### Task statement
Pull every line of the entries that has the word "JSON".

** Start of Input rows **

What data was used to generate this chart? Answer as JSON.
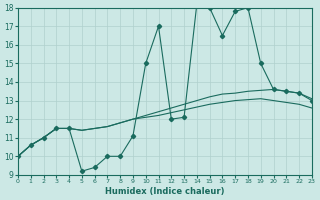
{
  "xlabel": "Humidex (Indice chaleur)",
  "xlim": [
    0,
    23
  ],
  "ylim": [
    9,
    18
  ],
  "xticks": [
    0,
    1,
    2,
    3,
    4,
    5,
    6,
    7,
    8,
    9,
    10,
    11,
    12,
    13,
    14,
    15,
    16,
    17,
    18,
    19,
    20,
    21,
    22,
    23
  ],
  "yticks": [
    9,
    10,
    11,
    12,
    13,
    14,
    15,
    16,
    17,
    18
  ],
  "bg_color": "#cce8e5",
  "line_color": "#1a6b5e",
  "grid_color": "#b0d0cd",
  "line1_x": [
    0,
    1,
    2,
    3,
    4,
    5,
    6,
    7,
    8,
    9,
    10,
    11,
    12,
    13,
    14,
    15,
    16,
    17,
    18,
    19,
    20,
    21,
    22,
    23
  ],
  "line1_y": [
    10.0,
    10.6,
    11.0,
    11.5,
    11.5,
    9.2,
    9.4,
    10.0,
    10.0,
    11.1,
    15.0,
    17.0,
    12.0,
    12.1,
    18.2,
    18.0,
    16.5,
    17.8,
    18.0,
    15.0,
    13.6,
    13.5,
    13.4,
    13.0
  ],
  "line2_x": [
    0,
    1,
    2,
    3,
    4,
    5,
    6,
    7,
    8,
    9,
    10,
    11,
    12,
    13,
    14,
    15,
    16,
    17,
    18,
    19,
    20,
    21,
    22,
    23
  ],
  "line2_y": [
    10.0,
    10.6,
    11.0,
    11.5,
    11.5,
    11.4,
    11.5,
    11.6,
    11.8,
    12.0,
    12.2,
    12.4,
    12.6,
    12.8,
    13.0,
    13.2,
    13.35,
    13.4,
    13.5,
    13.55,
    13.6,
    13.5,
    13.4,
    13.1
  ],
  "line3_x": [
    0,
    1,
    2,
    3,
    4,
    5,
    6,
    7,
    8,
    9,
    10,
    11,
    12,
    13,
    14,
    15,
    16,
    17,
    18,
    19,
    20,
    21,
    22,
    23
  ],
  "line3_y": [
    10.0,
    10.6,
    11.0,
    11.5,
    11.5,
    11.4,
    11.5,
    11.6,
    11.8,
    12.0,
    12.1,
    12.2,
    12.35,
    12.5,
    12.65,
    12.8,
    12.9,
    13.0,
    13.05,
    13.1,
    13.0,
    12.9,
    12.8,
    12.6
  ]
}
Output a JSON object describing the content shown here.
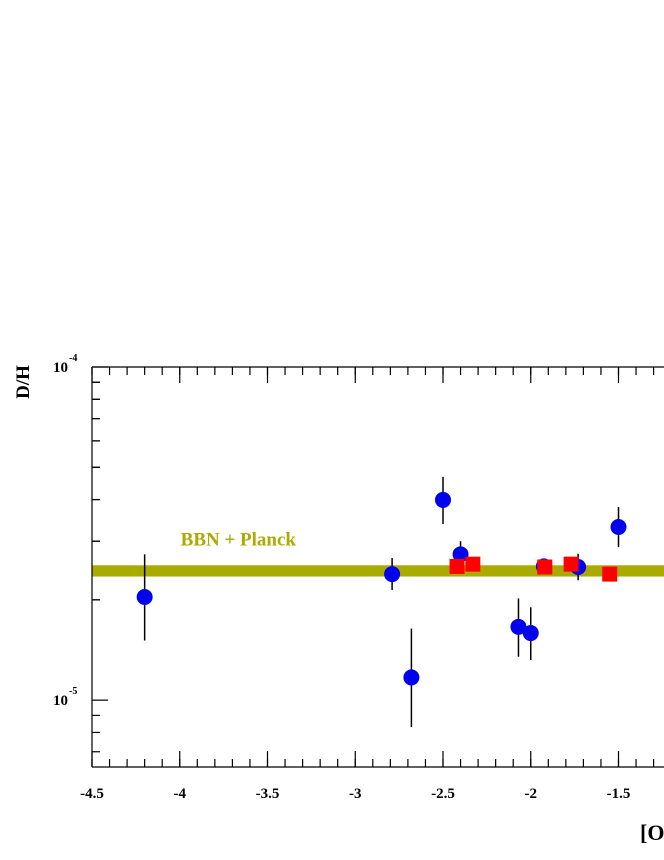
{
  "chart_data": {
    "type": "scatter",
    "x_label": "[O",
    "y_label": "D/H",
    "xlim": [
      -4.5,
      -1.24
    ],
    "xticks": [
      -4.5,
      -4,
      -3.5,
      -3,
      -2.5,
      -2,
      -1.5
    ],
    "ylim": [
      6.3e-06,
      0.0001
    ],
    "yticks": [
      {
        "value": 1e-05,
        "label": "10",
        "exponent": "-5"
      },
      {
        "value": 0.0001,
        "label": "10",
        "exponent": "-4"
      }
    ],
    "log_y": true,
    "band": {
      "label": "BBN + Planck",
      "lower": 2.35e-05,
      "upper": 2.54e-05,
      "color": "#aaaa00"
    },
    "series": [
      {
        "marker": "circle",
        "color": "#0000ee",
        "x": [
          -4.2,
          -2.79,
          -2.68,
          -2.5,
          -2.4,
          -2.07,
          -2.0,
          -1.925,
          -1.73,
          -1.5
        ],
        "values": [
          2.04e-05,
          2.39e-05,
          1.17e-05,
          3.99e-05,
          2.74e-05,
          1.66e-05,
          1.59e-05,
          2.52e-05,
          2.51e-05,
          3.31e-05
        ],
        "err_plus": [
          7e-06,
          2.8e-06,
          4.7e-06,
          6.9e-06,
          2.6e-06,
          3.6e-06,
          3.1e-06,
          1e-06,
          2.4e-06,
          4.9e-06
        ],
        "err_minus": [
          5.3e-06,
          2.5e-06,
          3.4e-06,
          6.1e-06,
          2.6e-06,
          3.1e-06,
          2.7e-06,
          1e-06,
          2.2e-06,
          4.3e-06
        ]
      },
      {
        "marker": "square",
        "color": "#ff0000",
        "x": [
          -2.42,
          -2.33,
          -1.92,
          -1.77,
          -1.55
        ],
        "values": [
          2.52e-05,
          2.56e-05,
          2.51e-05,
          2.56e-05,
          2.39e-05
        ]
      }
    ]
  }
}
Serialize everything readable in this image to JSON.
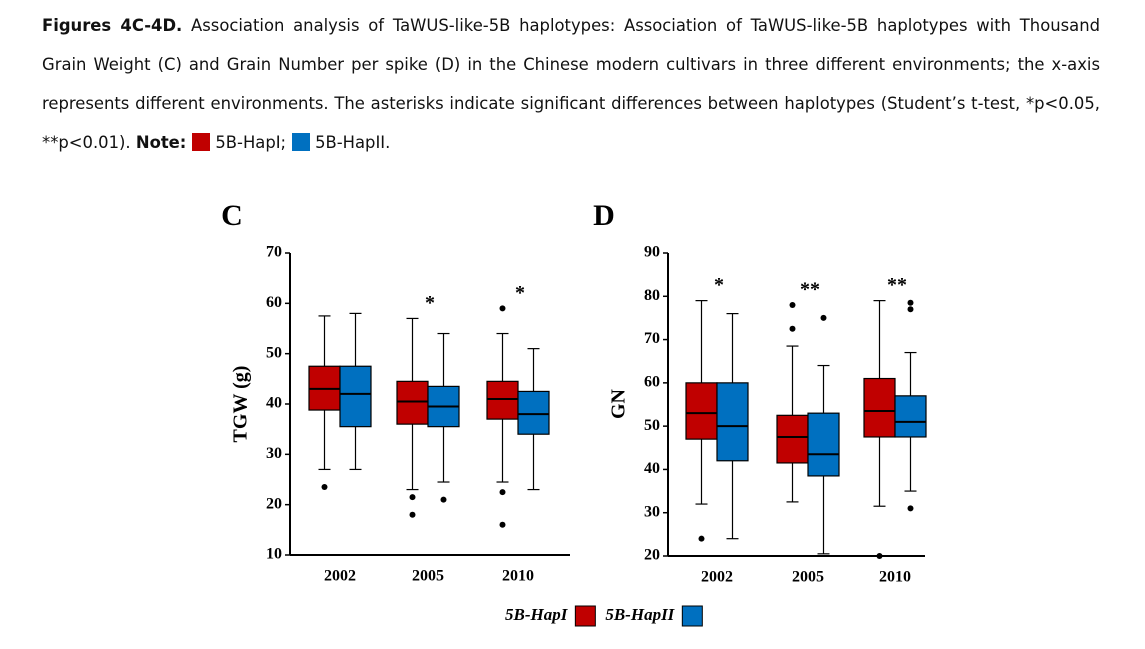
{
  "caption": {
    "label": "Figures 4C-4D.",
    "text": "Association analysis of TaWUS-like-5B haplotypes: Association of TaWUS-like-5B haplotypes with Thousand Grain Weight (C) and Grain Number per spike (D) in the Chinese modern cultivars in three different environments; the x-axis represents different environments. The asterisks indicate significant differences between haplotypes (Student’s t-test, *p<0.05, **p<0.01).",
    "note_label": "Note:",
    "items": [
      "5B-HapI;",
      "5B-HapII."
    ]
  },
  "chart_data": [
    {
      "type": "box",
      "panel": "C",
      "ylabel": "TGW (g)",
      "categories": [
        "2002",
        "2005",
        "2010"
      ],
      "ylim": [
        10,
        70
      ],
      "yticks": [
        10,
        20,
        30,
        40,
        50,
        60,
        70
      ],
      "annotations": [
        null,
        "*",
        "*"
      ],
      "series": [
        {
          "name": "5B-HapI",
          "color": "#c00000",
          "boxes": [
            {
              "low": 27,
              "q1": 38.8,
              "median": 43,
              "q3": 47.5,
              "high": 57.5,
              "outliers": [
                23.5
              ]
            },
            {
              "low": 23,
              "q1": 36,
              "median": 40.5,
              "q3": 44.5,
              "high": 57,
              "outliers": [
                21.5,
                18
              ]
            },
            {
              "low": 24.5,
              "q1": 37,
              "median": 41,
              "q3": 44.5,
              "high": 54,
              "outliers": [
                59,
                22.5,
                16
              ]
            }
          ]
        },
        {
          "name": "5B-HapII",
          "color": "#0070c0",
          "boxes": [
            {
              "low": 27,
              "q1": 35.5,
              "median": 42,
              "q3": 47.5,
              "high": 58,
              "outliers": []
            },
            {
              "low": 24.5,
              "q1": 35.5,
              "median": 39.5,
              "q3": 43.5,
              "high": 54,
              "outliers": [
                21
              ]
            },
            {
              "low": 23,
              "q1": 34,
              "median": 38,
              "q3": 42.5,
              "high": 51,
              "outliers": []
            }
          ]
        }
      ]
    },
    {
      "type": "box",
      "panel": "D",
      "ylabel": "GN",
      "categories": [
        "2002",
        "2005",
        "2010"
      ],
      "ylim": [
        20,
        90
      ],
      "yticks": [
        20,
        30,
        40,
        50,
        60,
        70,
        80,
        90
      ],
      "annotations": [
        "*",
        "**",
        "**"
      ],
      "series": [
        {
          "color": "#c00000",
          "boxes": [
            {
              "low": 32,
              "q1": 47,
              "median": 53,
              "q3": 60,
              "high": 79,
              "outliers": [
                24
              ]
            },
            {
              "low": 32.5,
              "q1": 41.5,
              "median": 47.5,
              "q3": 52.5,
              "high": 68.5,
              "outliers": [
                78,
                72.5
              ]
            },
            {
              "low": 31.5,
              "q1": 47.5,
              "median": 53.5,
              "q3": 61,
              "high": 79,
              "outliers": [
                20
              ]
            }
          ]
        },
        {
          "color": "#0070c0",
          "boxes": [
            {
              "low": 24,
              "q1": 42,
              "median": 50,
              "q3": 60,
              "high": 76,
              "outliers": []
            },
            {
              "low": 20.5,
              "q1": 38.5,
              "median": 43.5,
              "q3": 53,
              "high": 64,
              "outliers": [
                75
              ]
            },
            {
              "low": 35,
              "q1": 47.5,
              "median": 51,
              "q3": 57,
              "high": 67,
              "outliers": [
                78.5,
                77,
                31
              ]
            }
          ]
        }
      ]
    }
  ]
}
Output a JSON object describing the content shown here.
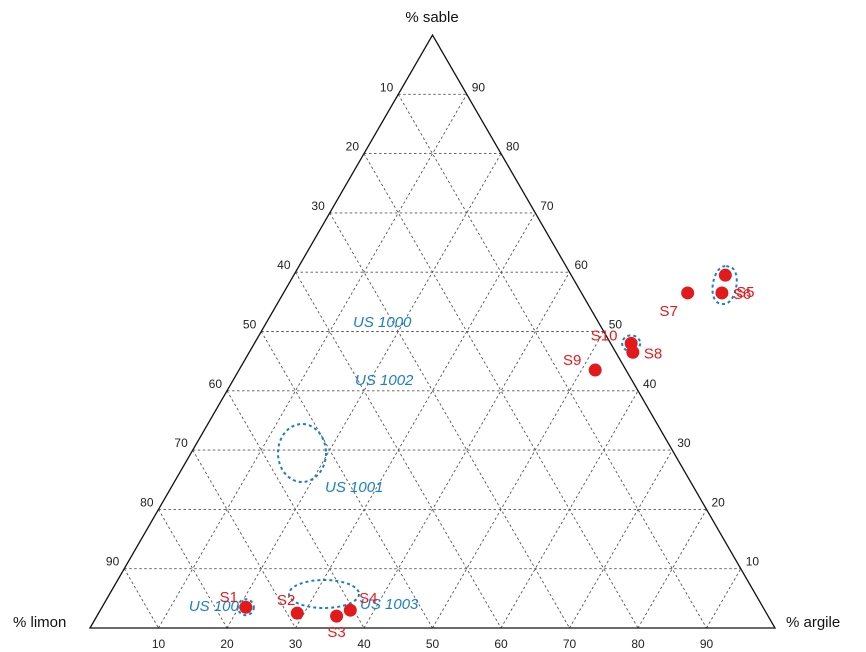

** End of Input rows **

### Task output
What data was used to generate this chart? Answer as JSON.
Output a JSON object describing the content shown here.
Serialize everything readable in this image to JSON.
Output a JSON object describing the content shown here.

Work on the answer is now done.